Prompt:
Collect each line of the records containing the string "matter".

_ _ _ _ _ _ _

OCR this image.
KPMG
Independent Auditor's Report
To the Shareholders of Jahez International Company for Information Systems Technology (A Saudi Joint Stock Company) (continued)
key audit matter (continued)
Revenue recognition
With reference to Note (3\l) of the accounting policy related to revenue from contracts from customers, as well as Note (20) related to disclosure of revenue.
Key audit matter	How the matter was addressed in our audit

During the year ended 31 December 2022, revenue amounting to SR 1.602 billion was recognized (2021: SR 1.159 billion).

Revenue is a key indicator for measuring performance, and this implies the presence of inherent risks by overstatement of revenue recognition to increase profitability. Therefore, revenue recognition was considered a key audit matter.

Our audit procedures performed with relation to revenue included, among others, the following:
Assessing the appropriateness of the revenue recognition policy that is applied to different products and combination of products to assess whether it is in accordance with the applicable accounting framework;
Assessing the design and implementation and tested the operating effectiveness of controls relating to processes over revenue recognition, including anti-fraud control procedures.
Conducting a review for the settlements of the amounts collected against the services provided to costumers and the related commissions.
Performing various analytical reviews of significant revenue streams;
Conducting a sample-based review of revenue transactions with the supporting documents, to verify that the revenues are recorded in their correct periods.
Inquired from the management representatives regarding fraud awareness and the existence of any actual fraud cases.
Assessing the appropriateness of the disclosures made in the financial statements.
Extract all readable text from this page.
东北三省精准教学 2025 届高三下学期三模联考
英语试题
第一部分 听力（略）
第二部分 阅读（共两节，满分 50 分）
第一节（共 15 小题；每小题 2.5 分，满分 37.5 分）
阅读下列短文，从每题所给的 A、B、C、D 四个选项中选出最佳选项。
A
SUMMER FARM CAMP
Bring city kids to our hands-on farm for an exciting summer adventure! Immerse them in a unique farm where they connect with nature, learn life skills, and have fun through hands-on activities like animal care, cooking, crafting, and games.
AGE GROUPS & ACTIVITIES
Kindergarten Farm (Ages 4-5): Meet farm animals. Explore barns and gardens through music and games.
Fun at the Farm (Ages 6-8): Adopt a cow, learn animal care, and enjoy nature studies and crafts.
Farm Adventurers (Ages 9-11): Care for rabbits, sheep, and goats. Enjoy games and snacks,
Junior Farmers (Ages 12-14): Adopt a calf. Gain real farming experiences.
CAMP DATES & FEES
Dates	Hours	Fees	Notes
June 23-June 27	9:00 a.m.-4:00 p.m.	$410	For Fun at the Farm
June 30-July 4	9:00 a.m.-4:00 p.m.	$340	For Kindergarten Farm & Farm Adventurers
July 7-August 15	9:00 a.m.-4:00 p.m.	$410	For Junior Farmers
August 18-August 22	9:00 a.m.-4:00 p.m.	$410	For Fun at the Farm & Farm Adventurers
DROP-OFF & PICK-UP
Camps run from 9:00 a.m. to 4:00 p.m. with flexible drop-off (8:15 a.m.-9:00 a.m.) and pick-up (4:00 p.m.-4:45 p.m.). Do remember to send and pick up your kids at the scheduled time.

_ _ _ _ _ _ _

Problem solution:
key audit matter (continued)
Key audit matter	How the matter was addressed in our audit
Revenue is a key indicator for measuring performance, and this implies the presence of inherent risks by overstatement of revenue recognition to increase profitability. Therefore, revenue recognition was considered a key audit matter.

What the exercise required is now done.